[BEGIN Records]

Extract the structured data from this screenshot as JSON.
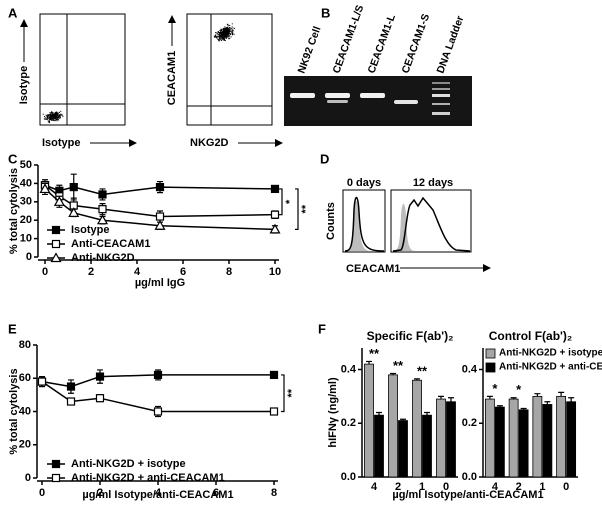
{
  "panel_labels": [
    "A",
    "B",
    "C",
    "D",
    "E",
    "F"
  ],
  "panel_a": {
    "plots": [
      {
        "x_label": "Isotype",
        "y_label": "Isotype"
      },
      {
        "x_label": "NKG2D",
        "y_label": "CEACAM1"
      }
    ]
  },
  "panel_b": {
    "lanes": [
      "NK92 Cell",
      "CEACAM1-L/S",
      "CEACAM1-L",
      "CEACAM1-S",
      "DNA Ladder"
    ]
  },
  "panel_d": {
    "titles": [
      "0 days",
      "12 days"
    ],
    "y_label": "Counts",
    "x_label": "CEACAM1"
  },
  "chart_data": [
    {
      "type": "line",
      "x_label": "µg/ml IgG",
      "y_label": "% total cytolysis",
      "x": [
        0,
        0.625,
        1.25,
        2.5,
        5,
        10
      ],
      "xlim": [
        0,
        10
      ],
      "xticks": [
        0,
        2,
        4,
        6,
        8,
        10
      ],
      "ylim": [
        0,
        50
      ],
      "yticks": [
        0,
        10,
        20,
        30,
        40,
        50
      ],
      "series": [
        {
          "name": "Isotype",
          "color": "#000000",
          "marker": "square",
          "filled": true,
          "values": [
            39,
            36,
            38,
            34,
            38,
            37
          ],
          "errors": [
            2,
            3,
            7,
            3,
            3,
            1.5
          ]
        },
        {
          "name": "Anti-CEACAM1",
          "color": "#000000",
          "marker": "square",
          "filled": false,
          "values": [
            39,
            33,
            28,
            26,
            22,
            23
          ],
          "errors": [
            3,
            3,
            4,
            3,
            3,
            2
          ]
        },
        {
          "name": "Anti-NKG2D",
          "color": "#000000",
          "marker": "triangle",
          "filled": false,
          "values": [
            37,
            30,
            24,
            20,
            17,
            15
          ],
          "errors": [
            3,
            3,
            2,
            2,
            2,
            2
          ]
        }
      ],
      "significance": [
        "*",
        "**"
      ]
    },
    {
      "type": "line",
      "x_label": "µg/ml Isotype/anti-CEACAM1",
      "y_label": "% total cytolysis",
      "x": [
        0,
        1,
        2,
        4,
        8
      ],
      "xlim": [
        0,
        8
      ],
      "xticks": [
        0,
        2,
        4,
        6,
        8
      ],
      "ylim": [
        0,
        80
      ],
      "yticks": [
        0,
        20,
        40,
        60,
        80
      ],
      "series": [
        {
          "name": "Anti-NKG2D + isotype",
          "color": "#000000",
          "marker": "square",
          "filled": true,
          "values": [
            58,
            55,
            61,
            62,
            62
          ],
          "errors": [
            3,
            4,
            4,
            3,
            2
          ]
        },
        {
          "name": "Anti-NKG2D + anti-CEACAM1",
          "color": "#000000",
          "marker": "square",
          "filled": false,
          "values": [
            58,
            46,
            48,
            40,
            40
          ],
          "errors": [
            3,
            2,
            2,
            3,
            2
          ]
        }
      ],
      "significance": [
        "**"
      ]
    },
    {
      "type": "bar",
      "title": "Specific F(ab')₂",
      "y_label": "hIFNγ (ng/ml)",
      "x_label": "µg/ml Isotype/anti-CEACAM1",
      "categories": [
        "4",
        "2",
        "1",
        "0"
      ],
      "ylim": [
        0,
        0.48
      ],
      "yticks": [
        {
          "value": 0,
          "label": "0.0"
        },
        {
          "value": 0.2,
          "label": "0.2"
        },
        {
          "value": 0.4,
          "label": "0.4"
        }
      ],
      "series": [
        {
          "color": "#a6a6a6",
          "values": [
            0.42,
            0.38,
            0.36,
            0.29
          ],
          "errors": [
            0.01,
            0.005,
            0.005,
            0.01
          ]
        },
        {
          "color": "#000000",
          "values": [
            0.23,
            0.21,
            0.23,
            0.28
          ],
          "errors": [
            0.01,
            0.005,
            0.01,
            0.015
          ]
        }
      ],
      "significance": [
        "**",
        "**",
        "**",
        null
      ]
    },
    {
      "type": "bar",
      "title": "Control F(ab')₂",
      "categories": [
        "4",
        "2",
        "1",
        "0"
      ],
      "ylim": [
        0,
        0.48
      ],
      "yticks": [
        {
          "value": 0,
          "label": "0.0"
        },
        {
          "value": 0.2,
          "label": "0.2"
        },
        {
          "value": 0.4,
          "label": "0.4"
        }
      ],
      "series": [
        {
          "name": "Anti-NKG2D + isotype",
          "color": "#a6a6a6",
          "values": [
            0.29,
            0.29,
            0.3,
            0.3
          ],
          "errors": [
            0.01,
            0.005,
            0.01,
            0.015
          ]
        },
        {
          "name": "Anti-NKG2D + anti-CEACAM1",
          "color": "#000000",
          "values": [
            0.26,
            0.25,
            0.27,
            0.28
          ],
          "errors": [
            0.005,
            0.005,
            0.01,
            0.015
          ]
        }
      ],
      "significance": [
        "*",
        "*",
        null,
        null
      ]
    }
  ]
}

[END Records]

◆ Task details ◆
Without the pictures, return all the records precisely as they stand.

◆ Response below ◆
Extract the structured data from this screenshot as JSON.
{
  "panel_labels": [
    "A",
    "B",
    "C",
    "D",
    "E",
    "F"
  ],
  "panel_a": {
    "plots": [
      {
        "x_label": "Isotype",
        "y_label": "Isotype"
      },
      {
        "x_label": "NKG2D",
        "y_label": "CEACAM1"
      }
    ]
  },
  "panel_b": {
    "lanes": [
      "NK92 Cell",
      "CEACAM1-L/S",
      "CEACAM1-L",
      "CEACAM1-S",
      "DNA Ladder"
    ]
  },
  "panel_d": {
    "titles": [
      "0 days",
      "12 days"
    ],
    "y_label": "Counts",
    "x_label": "CEACAM1"
  },
  "chart_data": [
    {
      "type": "line",
      "x_label": "µg/ml IgG",
      "y_label": "% total cytolysis",
      "x": [
        0,
        0.625,
        1.25,
        2.5,
        5,
        10
      ],
      "xlim": [
        0,
        10
      ],
      "xticks": [
        0,
        2,
        4,
        6,
        8,
        10
      ],
      "ylim": [
        0,
        50
      ],
      "yticks": [
        0,
        10,
        20,
        30,
        40,
        50
      ],
      "series": [
        {
          "name": "Isotype",
          "color": "#000000",
          "marker": "square",
          "filled": true,
          "values": [
            39,
            36,
            38,
            34,
            38,
            37
          ],
          "errors": [
            2,
            3,
            7,
            3,
            3,
            1.5
          ]
        },
        {
          "name": "Anti-CEACAM1",
          "color": "#000000",
          "marker": "square",
          "filled": false,
          "values": [
            39,
            33,
            28,
            26,
            22,
            23
          ],
          "errors": [
            3,
            3,
            4,
            3,
            3,
            2
          ]
        },
        {
          "name": "Anti-NKG2D",
          "color": "#000000",
          "marker": "triangle",
          "filled": false,
          "values": [
            37,
            30,
            24,
            20,
            17,
            15
          ],
          "errors": [
            3,
            3,
            2,
            2,
            2,
            2
          ]
        }
      ],
      "significance": [
        "*",
        "**"
      ]
    },
    {
      "type": "line",
      "x_label": "µg/ml Isotype/anti-CEACAM1",
      "y_label": "% total cytolysis",
      "x": [
        0,
        1,
        2,
        4,
        8
      ],
      "xlim": [
        0,
        8
      ],
      "xticks": [
        0,
        2,
        4,
        6,
        8
      ],
      "ylim": [
        0,
        80
      ],
      "yticks": [
        0,
        20,
        40,
        60,
        80
      ],
      "series": [
        {
          "name": "Anti-NKG2D + isotype",
          "color": "#000000",
          "marker": "square",
          "filled": true,
          "values": [
            58,
            55,
            61,
            62,
            62
          ],
          "errors": [
            3,
            4,
            4,
            3,
            2
          ]
        },
        {
          "name": "Anti-NKG2D + anti-CEACAM1",
          "color": "#000000",
          "marker": "square",
          "filled": false,
          "values": [
            58,
            46,
            48,
            40,
            40
          ],
          "errors": [
            3,
            2,
            2,
            3,
            2
          ]
        }
      ],
      "significance": [
        "**"
      ]
    },
    {
      "type": "bar",
      "title": "Specific F(ab')₂",
      "y_label": "hIFNγ (ng/ml)",
      "x_label": "µg/ml Isotype/anti-CEACAM1",
      "categories": [
        "4",
        "2",
        "1",
        "0"
      ],
      "ylim": [
        0,
        0.48
      ],
      "yticks": [
        {
          "value": 0,
          "label": "0.0"
        },
        {
          "value": 0.2,
          "label": "0.2"
        },
        {
          "value": 0.4,
          "label": "0.4"
        }
      ],
      "series": [
        {
          "color": "#a6a6a6",
          "values": [
            0.42,
            0.38,
            0.36,
            0.29
          ],
          "errors": [
            0.01,
            0.005,
            0.005,
            0.01
          ]
        },
        {
          "color": "#000000",
          "values": [
            0.23,
            0.21,
            0.23,
            0.28
          ],
          "errors": [
            0.01,
            0.005,
            0.01,
            0.015
          ]
        }
      ],
      "significance": [
        "**",
        "**",
        "**",
        null
      ]
    },
    {
      "type": "bar",
      "title": "Control F(ab')₂",
      "categories": [
        "4",
        "2",
        "1",
        "0"
      ],
      "ylim": [
        0,
        0.48
      ],
      "yticks": [
        {
          "value": 0,
          "label": "0.0"
        },
        {
          "value": 0.2,
          "label": "0.2"
        },
        {
          "value": 0.4,
          "label": "0.4"
        }
      ],
      "series": [
        {
          "name": "Anti-NKG2D + isotype",
          "color": "#a6a6a6",
          "values": [
            0.29,
            0.29,
            0.3,
            0.3
          ],
          "errors": [
            0.01,
            0.005,
            0.01,
            0.015
          ]
        },
        {
          "name": "Anti-NKG2D + anti-CEACAM1",
          "color": "#000000",
          "values": [
            0.26,
            0.25,
            0.27,
            0.28
          ],
          "errors": [
            0.005,
            0.005,
            0.01,
            0.015
          ]
        }
      ],
      "significance": [
        "*",
        "*",
        null,
        null
      ]
    }
  ]
}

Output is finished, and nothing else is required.